Paige: I agree. Oh my gosh, you said so many things in that little segment that I wanna follow up on and dig deeper into.
Paige: So the first thing you said that I loved. I loved and I’m noticing this you know, as I start to pay attention, I’m noticing this everywhere, but that’s so true that as you…sometimes it kind of seems a little bit unimportant to talk about our relationship with food right? It can kind of be like, ohhh food is not as important as refugees or like all these things going on in the world right?
Paige: Like how are we talking about food when there’s so many other things going on? But what I love about what you just said is you know what? As we work on healing our relationship with food and becoming more in touch with our wise, beautiful intuition that we have within us, we are better human beings in general, we become that can’t help but trickle into other areas of our life and I think in the end this connects back to our theme for today where when you connect to that intuition and you trust and rewire that trust blueprint in your body, you are able to trust yourself in every other way as well and it’s with exercise, with jobs, with relationships, with you know, all of these things and I just think that’s such a powerful idea and I want to hear more about your experience with that and your wisdom in that area.
Samantha: Yeah it was super interesting when I started to heal the relationship I had, so money is so linked to food. So generally speaking, when we have issues with money, we also have issues with food because the root cause, one of the root causes of both of those things is rooted in scarcity. And so when we’re operating from a scarcity mindset, we develop dysfunctional relationships with food and money. There’s not enough. It’s not enough. I’m not enough. It’s like this enough-ness thing that’s going on and so when I was super focused on my relationship with food and healing that I realized the byproduct of that is I had a much healthier relationship with money. It came more in abundance. I didn’t have that like scarcity like, *gasp*I’m gonna run out feeling. It was like, oh money is constantly flowing to me and it’s effortless and I can become a river for this and the same thing with food. And a lot, for me personally, with food, I gotta eat it because I don’t know when I’m gonna get the next meal. It was like that feast and famine thing. And that behavior and pattern was also present in the relationship I had with money. And so it’s really beautiful now when I am feeling like, ok, I’m feeling like *grr* sticky with money or food, it’s like ok I know where this is coming from, this is just rooted in scarcity and then I go back to my scarcity work and I do the healing that needs to happen around scarcity in order to heal what’s currently going on in that situation. So right now, what’s super clear to me, what the belief is that is perpetuating those behaviors to be activated.
Paige: Samantha! That is huge, I’ve been thinking about this so much! This idea of scarcity and that mindset and how that plays into our relationships with food and
Samantha: Oh yeah.

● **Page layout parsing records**
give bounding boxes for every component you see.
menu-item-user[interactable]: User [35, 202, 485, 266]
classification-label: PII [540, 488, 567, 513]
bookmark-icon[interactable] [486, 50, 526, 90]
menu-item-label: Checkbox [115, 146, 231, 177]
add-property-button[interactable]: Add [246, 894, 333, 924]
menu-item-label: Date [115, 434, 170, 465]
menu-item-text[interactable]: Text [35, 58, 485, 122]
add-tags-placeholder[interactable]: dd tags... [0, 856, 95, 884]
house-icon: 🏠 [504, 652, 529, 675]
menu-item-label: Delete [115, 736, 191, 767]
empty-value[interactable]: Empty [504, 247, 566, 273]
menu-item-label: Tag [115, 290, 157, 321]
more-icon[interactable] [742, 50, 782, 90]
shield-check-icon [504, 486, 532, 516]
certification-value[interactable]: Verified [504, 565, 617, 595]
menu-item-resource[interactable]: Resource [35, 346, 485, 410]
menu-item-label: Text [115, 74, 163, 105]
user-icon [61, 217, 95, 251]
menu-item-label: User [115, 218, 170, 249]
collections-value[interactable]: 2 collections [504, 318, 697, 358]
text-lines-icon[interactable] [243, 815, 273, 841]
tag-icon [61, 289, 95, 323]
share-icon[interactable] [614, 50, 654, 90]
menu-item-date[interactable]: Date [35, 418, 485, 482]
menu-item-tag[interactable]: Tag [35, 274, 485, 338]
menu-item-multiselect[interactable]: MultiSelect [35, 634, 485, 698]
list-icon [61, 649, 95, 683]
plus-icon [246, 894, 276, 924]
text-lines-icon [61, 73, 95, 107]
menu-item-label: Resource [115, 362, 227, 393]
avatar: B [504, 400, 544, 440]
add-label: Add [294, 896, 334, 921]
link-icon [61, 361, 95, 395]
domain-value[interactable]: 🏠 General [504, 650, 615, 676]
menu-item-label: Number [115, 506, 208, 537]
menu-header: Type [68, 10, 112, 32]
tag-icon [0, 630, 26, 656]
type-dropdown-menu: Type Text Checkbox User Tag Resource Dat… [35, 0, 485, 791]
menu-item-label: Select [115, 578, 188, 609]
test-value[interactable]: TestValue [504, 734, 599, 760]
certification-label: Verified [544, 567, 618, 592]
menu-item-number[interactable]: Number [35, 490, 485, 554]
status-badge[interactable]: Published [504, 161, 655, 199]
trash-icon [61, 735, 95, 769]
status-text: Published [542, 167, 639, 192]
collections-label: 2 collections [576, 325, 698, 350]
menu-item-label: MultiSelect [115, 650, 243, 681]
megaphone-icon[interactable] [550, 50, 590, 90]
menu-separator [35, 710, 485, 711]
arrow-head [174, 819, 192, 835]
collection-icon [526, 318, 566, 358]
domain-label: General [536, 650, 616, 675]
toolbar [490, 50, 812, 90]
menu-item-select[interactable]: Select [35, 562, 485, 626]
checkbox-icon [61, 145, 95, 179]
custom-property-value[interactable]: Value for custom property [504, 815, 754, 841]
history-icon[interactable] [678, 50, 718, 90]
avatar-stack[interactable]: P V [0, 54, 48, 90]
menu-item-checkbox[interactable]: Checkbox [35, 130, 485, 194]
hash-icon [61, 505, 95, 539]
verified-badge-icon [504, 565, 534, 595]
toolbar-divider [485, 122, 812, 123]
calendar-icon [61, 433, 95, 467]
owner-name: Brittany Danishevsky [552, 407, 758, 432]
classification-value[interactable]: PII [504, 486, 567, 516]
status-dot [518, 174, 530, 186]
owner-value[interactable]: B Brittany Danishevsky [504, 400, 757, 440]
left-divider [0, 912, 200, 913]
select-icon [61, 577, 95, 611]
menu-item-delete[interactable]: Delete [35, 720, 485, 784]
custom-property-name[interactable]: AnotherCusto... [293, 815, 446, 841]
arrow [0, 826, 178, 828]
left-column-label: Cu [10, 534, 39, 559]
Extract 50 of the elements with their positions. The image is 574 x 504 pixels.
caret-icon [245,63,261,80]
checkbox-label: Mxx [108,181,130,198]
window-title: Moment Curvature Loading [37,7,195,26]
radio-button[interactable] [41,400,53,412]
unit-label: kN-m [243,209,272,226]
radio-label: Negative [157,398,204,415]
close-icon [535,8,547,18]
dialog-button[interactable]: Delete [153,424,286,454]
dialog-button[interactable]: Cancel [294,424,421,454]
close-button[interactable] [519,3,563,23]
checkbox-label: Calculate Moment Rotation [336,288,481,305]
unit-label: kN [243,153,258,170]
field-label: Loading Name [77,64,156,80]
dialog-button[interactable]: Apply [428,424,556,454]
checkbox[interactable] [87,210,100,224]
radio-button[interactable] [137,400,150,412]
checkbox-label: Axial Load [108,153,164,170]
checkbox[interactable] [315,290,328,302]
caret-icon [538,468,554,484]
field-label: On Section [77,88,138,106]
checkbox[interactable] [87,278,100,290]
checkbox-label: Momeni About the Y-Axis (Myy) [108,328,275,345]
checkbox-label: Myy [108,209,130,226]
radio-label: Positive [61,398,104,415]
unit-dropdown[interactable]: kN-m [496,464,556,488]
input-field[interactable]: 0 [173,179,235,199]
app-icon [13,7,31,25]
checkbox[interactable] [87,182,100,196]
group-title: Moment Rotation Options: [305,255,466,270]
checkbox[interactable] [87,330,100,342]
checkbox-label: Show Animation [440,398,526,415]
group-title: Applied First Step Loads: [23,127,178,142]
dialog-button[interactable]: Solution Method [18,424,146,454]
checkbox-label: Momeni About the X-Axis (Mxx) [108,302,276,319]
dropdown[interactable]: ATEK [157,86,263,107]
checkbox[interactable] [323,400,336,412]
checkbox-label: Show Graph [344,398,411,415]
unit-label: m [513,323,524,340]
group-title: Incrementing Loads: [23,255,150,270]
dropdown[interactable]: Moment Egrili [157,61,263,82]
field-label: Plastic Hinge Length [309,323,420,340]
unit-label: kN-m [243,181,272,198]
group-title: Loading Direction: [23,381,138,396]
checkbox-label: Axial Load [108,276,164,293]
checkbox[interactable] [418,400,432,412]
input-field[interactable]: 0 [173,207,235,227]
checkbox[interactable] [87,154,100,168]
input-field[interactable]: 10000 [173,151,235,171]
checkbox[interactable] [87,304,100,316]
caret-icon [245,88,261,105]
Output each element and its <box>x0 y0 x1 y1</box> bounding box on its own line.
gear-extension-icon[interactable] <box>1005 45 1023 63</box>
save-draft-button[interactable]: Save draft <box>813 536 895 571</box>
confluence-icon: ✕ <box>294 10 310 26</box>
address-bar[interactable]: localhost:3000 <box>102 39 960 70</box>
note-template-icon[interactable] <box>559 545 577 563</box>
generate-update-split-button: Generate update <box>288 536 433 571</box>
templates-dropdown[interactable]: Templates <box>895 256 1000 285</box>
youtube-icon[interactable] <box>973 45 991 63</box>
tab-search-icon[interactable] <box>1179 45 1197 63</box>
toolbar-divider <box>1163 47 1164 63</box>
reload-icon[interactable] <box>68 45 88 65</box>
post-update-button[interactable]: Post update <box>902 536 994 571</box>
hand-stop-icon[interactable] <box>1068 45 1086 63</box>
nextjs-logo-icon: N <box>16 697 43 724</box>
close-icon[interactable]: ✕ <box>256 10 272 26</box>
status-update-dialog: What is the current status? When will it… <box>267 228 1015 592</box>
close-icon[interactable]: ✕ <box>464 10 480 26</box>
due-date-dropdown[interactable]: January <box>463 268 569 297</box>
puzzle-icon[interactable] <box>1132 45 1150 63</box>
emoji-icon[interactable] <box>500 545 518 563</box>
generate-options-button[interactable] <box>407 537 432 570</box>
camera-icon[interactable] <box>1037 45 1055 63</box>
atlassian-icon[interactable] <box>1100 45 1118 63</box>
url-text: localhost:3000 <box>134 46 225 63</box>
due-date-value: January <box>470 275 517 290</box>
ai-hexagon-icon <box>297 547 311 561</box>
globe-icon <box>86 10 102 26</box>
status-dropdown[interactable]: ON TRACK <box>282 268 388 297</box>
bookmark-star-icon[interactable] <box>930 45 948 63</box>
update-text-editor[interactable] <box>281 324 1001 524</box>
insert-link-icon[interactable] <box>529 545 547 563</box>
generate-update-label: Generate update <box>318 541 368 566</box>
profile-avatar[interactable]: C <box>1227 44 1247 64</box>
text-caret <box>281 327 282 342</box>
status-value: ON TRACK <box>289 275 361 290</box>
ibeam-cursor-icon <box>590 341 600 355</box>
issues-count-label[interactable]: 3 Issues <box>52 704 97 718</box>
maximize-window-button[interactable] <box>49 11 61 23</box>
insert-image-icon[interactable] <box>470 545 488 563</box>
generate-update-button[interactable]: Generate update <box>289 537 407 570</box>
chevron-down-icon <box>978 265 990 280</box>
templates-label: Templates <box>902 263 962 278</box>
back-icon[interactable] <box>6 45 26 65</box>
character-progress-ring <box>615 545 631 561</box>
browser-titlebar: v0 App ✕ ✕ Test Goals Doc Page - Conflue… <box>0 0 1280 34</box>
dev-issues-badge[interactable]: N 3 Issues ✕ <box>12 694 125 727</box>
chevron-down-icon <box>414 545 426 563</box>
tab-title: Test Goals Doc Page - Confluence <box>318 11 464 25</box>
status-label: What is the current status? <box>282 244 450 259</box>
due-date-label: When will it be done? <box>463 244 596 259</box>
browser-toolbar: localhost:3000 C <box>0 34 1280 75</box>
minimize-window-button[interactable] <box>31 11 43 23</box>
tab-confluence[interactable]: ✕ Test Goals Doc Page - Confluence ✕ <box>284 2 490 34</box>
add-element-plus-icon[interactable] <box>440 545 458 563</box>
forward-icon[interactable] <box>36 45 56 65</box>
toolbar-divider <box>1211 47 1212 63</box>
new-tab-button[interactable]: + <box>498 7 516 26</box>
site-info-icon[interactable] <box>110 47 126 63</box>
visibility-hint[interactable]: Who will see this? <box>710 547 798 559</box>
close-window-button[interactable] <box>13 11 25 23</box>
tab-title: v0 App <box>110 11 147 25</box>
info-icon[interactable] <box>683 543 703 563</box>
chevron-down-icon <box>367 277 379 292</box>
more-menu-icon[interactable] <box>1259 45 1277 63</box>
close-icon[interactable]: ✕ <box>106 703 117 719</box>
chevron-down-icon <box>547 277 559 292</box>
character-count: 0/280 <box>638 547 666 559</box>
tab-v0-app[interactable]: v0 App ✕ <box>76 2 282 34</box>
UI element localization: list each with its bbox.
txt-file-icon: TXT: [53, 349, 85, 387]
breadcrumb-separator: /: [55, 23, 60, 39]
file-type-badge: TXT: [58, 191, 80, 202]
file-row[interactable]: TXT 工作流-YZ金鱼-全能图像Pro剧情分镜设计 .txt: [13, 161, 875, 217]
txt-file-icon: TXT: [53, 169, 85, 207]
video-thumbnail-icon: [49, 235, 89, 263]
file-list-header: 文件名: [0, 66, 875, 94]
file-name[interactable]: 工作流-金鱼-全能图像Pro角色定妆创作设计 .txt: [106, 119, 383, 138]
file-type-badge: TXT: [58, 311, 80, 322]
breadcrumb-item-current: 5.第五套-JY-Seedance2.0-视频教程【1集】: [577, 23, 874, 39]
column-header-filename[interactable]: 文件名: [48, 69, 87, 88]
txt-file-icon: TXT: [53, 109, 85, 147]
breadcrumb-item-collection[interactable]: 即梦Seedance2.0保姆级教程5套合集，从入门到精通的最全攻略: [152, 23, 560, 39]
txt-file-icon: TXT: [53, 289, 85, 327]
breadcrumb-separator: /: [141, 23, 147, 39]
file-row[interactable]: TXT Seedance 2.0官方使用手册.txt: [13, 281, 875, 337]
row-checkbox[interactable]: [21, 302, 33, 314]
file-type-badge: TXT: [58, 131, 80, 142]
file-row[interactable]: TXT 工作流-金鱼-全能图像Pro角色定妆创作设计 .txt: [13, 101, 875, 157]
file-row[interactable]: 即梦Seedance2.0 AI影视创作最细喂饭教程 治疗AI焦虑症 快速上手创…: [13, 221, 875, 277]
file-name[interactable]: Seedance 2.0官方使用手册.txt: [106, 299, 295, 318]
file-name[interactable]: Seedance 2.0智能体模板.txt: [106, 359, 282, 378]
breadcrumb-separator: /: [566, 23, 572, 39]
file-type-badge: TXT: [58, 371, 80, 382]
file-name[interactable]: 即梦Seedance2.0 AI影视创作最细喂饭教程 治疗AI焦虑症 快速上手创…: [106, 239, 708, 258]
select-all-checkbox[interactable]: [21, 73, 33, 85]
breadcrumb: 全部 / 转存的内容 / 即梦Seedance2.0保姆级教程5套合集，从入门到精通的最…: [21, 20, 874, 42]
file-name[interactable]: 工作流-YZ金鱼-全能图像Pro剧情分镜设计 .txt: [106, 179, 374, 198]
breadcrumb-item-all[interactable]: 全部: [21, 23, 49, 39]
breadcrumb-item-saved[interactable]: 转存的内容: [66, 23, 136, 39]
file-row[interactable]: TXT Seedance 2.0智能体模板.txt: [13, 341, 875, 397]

● **QUESTIONS**
**1.** In the food-and-scarcity conversation, translate this sentence into Spanish: "And so when we’re operating from a scarcity mindset, we develop dysfunctional relationships with food and money."
**2.** List every area of life, besides food, that Paige says self-trust extends to in the food-and-scarcity conversation.
**3.** Write the next part of the food-and-scarcity conversation, picking up after its final line.

● **TASK RESPONSES**
**1.** Y entonces, cuando actuamos desde una mentalidad de escasez, desarrollamos relaciones disfuncionales con la comida y el dinero.

**2.** Exercise, jobs, relationships

**3.**
Paige: When we think something is scarce, whether that’s put on by a diet or put on us by a supposed intolerance or maybe it’s not really real but you’re just kind of, oh this is helpful to help me restrict, when we make something scarce, our bodies are wired to go find it. If we think about it from an evolutionary perspective, that’s important. That’s an important part of psyche to know that when food is scarce, we get extra motivated to go find it.
Samantha: Mmhmm. Hundred percent, hundred percent.
Paige: And when food, and I’m sure you’re a Brené Brown reader, I can just tell by the way you talk,
Samantha: Mmhm. hahaha
Paige: I can just tell. So I love in her book, Gifts of Imperfections, when she talks about how the opposite of scarcity is not abundance, it’s enough.
Samantha: Mmhmm enough-ness.
Paige: Oh gosh, that just speaks to my soul like I feel like I’m being a little bit too intense and excited about this? But I can’t help it but I love that enough, in her book she describes, you know you wake up in the morning and you’re like, god didn’t get enough sleep and then you’re running around, gosh I don’t have enough time. And it’s like, that like the way we live our lives is like, I’m not enough. I don’t have enough. There isn’t enough. And when we’re talking about food in particular, how silly is that? Food is at every corner, in abundance.
Paige: There is enough!
Samantha: Yeah. A hundred percent!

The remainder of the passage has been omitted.